Page extract ::
## start

The improvement from O(1/κ) to O(1/√κ) is significant. For κ = 100, momentum is ~10x faster. For κ = 10000, it is ~100x faster. This is why momentum is essentially universal in modern deep learning.

Nesterov momentum is a subtle refinement. Instead of computing the gradient at θ_t, you compute it at θ_t − ηβv_t — you "look ahead" to where momentum is about to take you, then correct. This improves the constant factor in the convergence rate and is provably optimal for first-order methods on convex functions.

Physical analogy: Imagine a ball rolling on the loss surface. The gradient is gravity (pulling downhill). Momentum is inertia (the ball keeps moving in its current direction). Friction (β < 1) prevents the ball from rolling forever. The ball naturally finds the bottom of valleys, overshoots a little, and settles.

Check: What problem does momentum solve in gradient descent?

It damps oscillations in narrow valleys and accelerates convergence along consistent gradient directions It computes the second derivative for faster convergence It eliminates the need for a learning rate

Chapter 4: Stochastic Gradient Descent

In ML, the loss function is typically an average over N training examples:

L(θ) = (1/N) ∑_i=1^N ℓ(θ, x_i, y_i)

## end

Region and label listings:
## start

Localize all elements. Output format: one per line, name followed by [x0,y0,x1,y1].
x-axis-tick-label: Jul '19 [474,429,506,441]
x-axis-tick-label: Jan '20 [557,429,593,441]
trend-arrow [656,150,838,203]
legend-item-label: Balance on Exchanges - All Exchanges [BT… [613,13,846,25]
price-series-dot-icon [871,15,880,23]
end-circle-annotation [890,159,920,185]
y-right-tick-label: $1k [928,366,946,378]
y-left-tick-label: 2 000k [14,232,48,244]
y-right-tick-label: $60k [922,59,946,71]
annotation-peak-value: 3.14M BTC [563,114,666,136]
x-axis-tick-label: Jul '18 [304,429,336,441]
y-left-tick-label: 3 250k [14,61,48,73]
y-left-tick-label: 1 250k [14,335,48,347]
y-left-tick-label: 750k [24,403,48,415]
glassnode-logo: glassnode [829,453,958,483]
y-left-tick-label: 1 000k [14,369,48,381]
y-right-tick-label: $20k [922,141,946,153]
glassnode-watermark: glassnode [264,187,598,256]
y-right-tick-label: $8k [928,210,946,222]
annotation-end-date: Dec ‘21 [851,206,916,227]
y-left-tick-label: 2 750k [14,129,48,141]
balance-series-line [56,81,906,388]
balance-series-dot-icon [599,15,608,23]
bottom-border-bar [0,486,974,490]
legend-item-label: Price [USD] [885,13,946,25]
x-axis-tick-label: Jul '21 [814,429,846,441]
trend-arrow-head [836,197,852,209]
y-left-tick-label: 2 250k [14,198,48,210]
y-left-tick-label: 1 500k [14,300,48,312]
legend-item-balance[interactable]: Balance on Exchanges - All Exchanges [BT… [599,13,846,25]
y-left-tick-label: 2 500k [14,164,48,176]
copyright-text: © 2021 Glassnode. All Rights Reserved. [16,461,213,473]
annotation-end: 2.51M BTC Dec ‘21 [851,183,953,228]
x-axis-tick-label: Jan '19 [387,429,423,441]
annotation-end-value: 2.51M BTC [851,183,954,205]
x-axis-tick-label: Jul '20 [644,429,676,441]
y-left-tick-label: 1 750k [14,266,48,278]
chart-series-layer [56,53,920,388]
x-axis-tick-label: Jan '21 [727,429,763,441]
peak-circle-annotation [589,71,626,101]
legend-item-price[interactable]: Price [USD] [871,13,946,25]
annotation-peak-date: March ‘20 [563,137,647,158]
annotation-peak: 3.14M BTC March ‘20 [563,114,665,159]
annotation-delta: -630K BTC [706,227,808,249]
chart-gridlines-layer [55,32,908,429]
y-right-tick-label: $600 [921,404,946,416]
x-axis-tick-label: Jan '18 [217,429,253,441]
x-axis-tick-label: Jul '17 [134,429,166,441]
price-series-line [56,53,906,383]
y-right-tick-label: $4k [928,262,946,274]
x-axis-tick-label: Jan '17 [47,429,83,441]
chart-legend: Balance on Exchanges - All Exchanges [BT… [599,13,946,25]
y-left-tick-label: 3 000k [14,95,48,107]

## end

Task to complete ::
Please continue the gradient descent text, starting right after its final line, the average loss formula.

Response to the task ::
Computing the full gradient requires evaluating ∇ℓ at every training example. With millions of examples, each gradient step becomes expensive. Stochastic gradient descent (SGD) approximates the full gradient using a random mini-batch of B examples:

g_t = (1/B) ∑_{i ∈ batch} ∇ℓ(θ_t, x_i, y_i)

θ_t+1 = θ_t − η g_t

The key tradeoff: The mini-batch gradient g_t is an unbiased estimate of the true gradient: E[g_t] = ∇L(θ_t). But it has variance — each step is noisy. Smaller batches = more noise, more steps per epoch. Larger batches = less noise, fewer steps but each is more expensive. The sweet spot depends on the problem.

SGD vs Full GD

Both optimize the same function. Full GD takes clean steps. SGD takes noisy but frequent steps. Watch how SGD's trajectory is erratic but reaches the minimum in fewer gradient evaluations.

Click Run to compare

Noise σ1.0

Property	Full Gradient	Mini-batch SGD
Gradient cost	O(N) per step	O(B) per step
Gradient variance	Zero	~ σ²/B
Convergence	Smooth, monotonic	Noisy, can escape local minima
GPU utilization	Often saturates	Better hardware parallelism

Noise as a feature: The stochasticity of SGD is not just a nuisance — it can help escape shallow local minima and saddle points. The noise acts as implicit regularization, pushing the optimizer toward flatter minima that generalize better. This is one reason SGD often outperforms full-batch GD in deep learning.

Check: Why is the mini-batch gradient an unbiased estimate of the true gradient?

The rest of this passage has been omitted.